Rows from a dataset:
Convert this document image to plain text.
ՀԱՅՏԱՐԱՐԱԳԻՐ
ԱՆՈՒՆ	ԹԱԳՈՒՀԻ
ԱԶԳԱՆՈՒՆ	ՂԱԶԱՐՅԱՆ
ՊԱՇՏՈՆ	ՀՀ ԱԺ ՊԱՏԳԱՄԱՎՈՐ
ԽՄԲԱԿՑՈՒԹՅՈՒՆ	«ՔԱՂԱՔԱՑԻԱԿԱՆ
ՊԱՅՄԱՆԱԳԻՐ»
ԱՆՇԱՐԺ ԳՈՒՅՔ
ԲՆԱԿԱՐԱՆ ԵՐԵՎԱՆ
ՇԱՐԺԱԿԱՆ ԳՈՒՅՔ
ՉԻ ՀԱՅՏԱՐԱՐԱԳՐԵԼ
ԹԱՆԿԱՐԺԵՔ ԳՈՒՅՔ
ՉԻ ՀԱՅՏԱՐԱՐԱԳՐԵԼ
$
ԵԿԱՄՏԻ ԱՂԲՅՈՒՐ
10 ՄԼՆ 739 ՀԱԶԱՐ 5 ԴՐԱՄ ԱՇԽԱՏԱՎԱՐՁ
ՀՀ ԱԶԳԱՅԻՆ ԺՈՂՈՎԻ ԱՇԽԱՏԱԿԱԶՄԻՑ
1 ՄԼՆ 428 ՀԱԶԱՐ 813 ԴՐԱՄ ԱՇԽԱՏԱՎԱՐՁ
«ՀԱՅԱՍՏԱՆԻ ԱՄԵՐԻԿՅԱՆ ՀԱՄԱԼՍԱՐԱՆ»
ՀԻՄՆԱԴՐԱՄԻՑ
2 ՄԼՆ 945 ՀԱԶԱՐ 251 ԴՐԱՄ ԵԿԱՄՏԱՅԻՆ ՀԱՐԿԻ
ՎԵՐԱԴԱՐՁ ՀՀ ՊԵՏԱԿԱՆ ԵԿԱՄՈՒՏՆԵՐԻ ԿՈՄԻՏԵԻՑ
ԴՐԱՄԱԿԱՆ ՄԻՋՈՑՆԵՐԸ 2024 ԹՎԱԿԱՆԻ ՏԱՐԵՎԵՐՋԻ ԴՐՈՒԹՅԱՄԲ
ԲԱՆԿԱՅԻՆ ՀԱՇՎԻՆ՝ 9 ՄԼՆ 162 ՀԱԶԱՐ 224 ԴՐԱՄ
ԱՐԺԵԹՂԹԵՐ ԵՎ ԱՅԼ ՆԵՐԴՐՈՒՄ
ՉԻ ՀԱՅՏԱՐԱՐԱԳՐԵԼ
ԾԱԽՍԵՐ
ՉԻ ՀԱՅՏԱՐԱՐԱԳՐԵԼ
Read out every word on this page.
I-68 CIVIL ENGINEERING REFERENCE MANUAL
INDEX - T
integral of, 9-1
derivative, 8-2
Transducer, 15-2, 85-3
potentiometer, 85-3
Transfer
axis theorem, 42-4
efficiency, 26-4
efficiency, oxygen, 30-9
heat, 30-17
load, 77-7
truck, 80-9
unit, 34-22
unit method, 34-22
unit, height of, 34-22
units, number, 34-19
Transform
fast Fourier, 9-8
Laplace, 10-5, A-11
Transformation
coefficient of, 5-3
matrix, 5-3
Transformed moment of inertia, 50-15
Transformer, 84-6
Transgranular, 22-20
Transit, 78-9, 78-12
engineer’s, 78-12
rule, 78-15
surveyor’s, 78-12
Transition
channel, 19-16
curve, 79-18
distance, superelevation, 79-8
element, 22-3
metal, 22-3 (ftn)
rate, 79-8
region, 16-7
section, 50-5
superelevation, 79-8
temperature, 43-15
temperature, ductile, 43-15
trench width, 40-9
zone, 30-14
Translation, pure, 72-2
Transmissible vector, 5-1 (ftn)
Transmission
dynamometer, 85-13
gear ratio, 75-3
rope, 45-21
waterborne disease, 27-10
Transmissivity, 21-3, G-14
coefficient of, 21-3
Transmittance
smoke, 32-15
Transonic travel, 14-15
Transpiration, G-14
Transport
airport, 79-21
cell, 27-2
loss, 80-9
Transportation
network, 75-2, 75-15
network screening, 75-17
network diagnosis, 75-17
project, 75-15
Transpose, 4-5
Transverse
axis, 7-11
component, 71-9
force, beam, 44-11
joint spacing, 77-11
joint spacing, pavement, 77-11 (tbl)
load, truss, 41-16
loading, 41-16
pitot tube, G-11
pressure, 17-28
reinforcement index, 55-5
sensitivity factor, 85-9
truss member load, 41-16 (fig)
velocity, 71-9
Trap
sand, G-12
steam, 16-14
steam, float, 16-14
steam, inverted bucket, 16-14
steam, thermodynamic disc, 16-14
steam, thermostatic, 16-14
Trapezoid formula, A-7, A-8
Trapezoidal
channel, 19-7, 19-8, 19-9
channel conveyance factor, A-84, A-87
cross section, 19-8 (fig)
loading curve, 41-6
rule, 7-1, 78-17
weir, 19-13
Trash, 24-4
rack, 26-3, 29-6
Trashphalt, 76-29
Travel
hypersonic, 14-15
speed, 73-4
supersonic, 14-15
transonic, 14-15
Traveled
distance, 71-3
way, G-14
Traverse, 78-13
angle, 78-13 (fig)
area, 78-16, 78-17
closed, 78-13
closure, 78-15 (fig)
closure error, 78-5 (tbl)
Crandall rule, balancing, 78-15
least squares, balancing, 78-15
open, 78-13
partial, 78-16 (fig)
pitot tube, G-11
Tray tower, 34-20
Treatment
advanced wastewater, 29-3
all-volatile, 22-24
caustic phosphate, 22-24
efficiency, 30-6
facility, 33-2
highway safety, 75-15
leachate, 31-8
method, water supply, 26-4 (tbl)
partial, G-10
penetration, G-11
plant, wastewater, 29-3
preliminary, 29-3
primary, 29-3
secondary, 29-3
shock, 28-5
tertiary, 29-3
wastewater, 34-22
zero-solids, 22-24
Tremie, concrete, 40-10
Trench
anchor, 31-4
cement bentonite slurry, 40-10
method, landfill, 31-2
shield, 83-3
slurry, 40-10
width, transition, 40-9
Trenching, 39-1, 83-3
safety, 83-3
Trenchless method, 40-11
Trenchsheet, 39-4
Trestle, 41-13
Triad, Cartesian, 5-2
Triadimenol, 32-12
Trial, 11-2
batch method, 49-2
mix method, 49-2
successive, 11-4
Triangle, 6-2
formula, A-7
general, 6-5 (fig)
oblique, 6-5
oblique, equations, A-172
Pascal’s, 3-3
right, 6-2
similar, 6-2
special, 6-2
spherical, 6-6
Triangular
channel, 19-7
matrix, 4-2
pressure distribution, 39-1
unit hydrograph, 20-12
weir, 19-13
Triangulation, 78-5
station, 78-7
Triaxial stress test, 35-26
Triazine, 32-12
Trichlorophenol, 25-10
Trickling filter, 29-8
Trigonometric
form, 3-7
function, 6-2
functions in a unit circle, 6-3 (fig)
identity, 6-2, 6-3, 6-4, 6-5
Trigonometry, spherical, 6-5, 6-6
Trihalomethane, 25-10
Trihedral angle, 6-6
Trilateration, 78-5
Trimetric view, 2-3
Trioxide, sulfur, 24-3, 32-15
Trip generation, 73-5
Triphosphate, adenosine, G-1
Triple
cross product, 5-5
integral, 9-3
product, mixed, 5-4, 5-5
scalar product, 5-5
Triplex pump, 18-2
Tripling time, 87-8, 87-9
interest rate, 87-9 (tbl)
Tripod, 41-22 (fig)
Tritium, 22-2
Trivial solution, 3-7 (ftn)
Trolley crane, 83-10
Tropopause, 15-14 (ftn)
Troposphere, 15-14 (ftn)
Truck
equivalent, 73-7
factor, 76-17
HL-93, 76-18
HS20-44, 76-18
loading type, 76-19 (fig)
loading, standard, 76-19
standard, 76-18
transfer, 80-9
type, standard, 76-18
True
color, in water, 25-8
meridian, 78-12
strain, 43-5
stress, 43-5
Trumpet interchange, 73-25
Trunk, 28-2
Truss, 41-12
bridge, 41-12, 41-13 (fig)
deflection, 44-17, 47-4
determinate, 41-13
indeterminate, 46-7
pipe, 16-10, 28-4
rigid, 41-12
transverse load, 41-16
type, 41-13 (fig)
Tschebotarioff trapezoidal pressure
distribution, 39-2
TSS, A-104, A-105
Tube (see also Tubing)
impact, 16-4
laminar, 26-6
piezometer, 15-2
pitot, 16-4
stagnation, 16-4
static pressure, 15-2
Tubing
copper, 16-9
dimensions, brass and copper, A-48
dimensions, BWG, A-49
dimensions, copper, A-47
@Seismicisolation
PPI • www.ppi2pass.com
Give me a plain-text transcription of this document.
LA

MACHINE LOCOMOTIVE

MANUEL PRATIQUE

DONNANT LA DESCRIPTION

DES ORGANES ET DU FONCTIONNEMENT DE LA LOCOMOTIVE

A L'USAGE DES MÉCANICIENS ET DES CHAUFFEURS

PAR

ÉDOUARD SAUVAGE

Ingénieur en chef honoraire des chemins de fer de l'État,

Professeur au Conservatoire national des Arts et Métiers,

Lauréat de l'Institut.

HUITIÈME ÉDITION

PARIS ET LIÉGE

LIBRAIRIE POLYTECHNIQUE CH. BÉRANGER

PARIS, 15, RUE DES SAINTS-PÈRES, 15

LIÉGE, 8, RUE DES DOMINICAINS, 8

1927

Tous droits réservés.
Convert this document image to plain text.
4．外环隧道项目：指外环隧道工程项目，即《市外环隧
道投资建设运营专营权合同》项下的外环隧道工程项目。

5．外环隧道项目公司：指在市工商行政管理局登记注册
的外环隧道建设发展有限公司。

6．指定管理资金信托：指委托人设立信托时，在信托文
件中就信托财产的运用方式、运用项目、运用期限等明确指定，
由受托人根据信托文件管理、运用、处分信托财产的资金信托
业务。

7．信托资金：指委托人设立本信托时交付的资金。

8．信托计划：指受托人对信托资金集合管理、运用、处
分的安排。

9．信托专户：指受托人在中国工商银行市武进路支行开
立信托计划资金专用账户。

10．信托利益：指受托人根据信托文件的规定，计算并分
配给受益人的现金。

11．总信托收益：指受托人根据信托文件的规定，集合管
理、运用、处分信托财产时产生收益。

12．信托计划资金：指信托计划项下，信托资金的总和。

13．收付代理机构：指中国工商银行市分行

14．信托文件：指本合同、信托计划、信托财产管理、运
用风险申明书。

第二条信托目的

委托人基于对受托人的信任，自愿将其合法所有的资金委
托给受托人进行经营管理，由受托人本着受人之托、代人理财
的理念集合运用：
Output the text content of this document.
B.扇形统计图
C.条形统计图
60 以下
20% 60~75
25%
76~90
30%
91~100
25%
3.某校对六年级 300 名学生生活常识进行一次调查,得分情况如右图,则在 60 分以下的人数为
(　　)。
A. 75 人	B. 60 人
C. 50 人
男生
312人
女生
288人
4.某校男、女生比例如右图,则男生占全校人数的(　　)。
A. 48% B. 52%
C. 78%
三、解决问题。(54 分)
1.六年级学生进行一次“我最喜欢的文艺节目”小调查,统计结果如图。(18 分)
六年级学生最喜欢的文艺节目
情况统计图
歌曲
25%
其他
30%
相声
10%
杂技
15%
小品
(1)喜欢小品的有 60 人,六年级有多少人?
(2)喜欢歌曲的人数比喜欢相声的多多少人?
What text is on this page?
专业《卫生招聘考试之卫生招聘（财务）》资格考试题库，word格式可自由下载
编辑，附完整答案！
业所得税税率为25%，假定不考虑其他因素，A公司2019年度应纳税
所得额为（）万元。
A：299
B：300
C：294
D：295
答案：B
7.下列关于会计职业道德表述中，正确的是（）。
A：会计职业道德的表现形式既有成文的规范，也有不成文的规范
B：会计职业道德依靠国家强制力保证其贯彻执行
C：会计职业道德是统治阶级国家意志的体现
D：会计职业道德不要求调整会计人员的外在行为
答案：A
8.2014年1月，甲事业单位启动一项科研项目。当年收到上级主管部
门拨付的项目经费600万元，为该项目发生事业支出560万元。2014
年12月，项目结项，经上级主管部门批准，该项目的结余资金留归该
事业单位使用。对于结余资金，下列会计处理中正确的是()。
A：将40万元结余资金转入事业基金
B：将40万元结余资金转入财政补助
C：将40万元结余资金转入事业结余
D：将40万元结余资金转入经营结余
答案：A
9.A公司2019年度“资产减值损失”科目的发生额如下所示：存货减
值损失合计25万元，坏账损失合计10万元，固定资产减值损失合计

**Direction**. From the listing, copy each line containing the word "joint".

**Written answer**.
joint spacing, 77-11
joint spacing, pavement, 77-11 (tbl)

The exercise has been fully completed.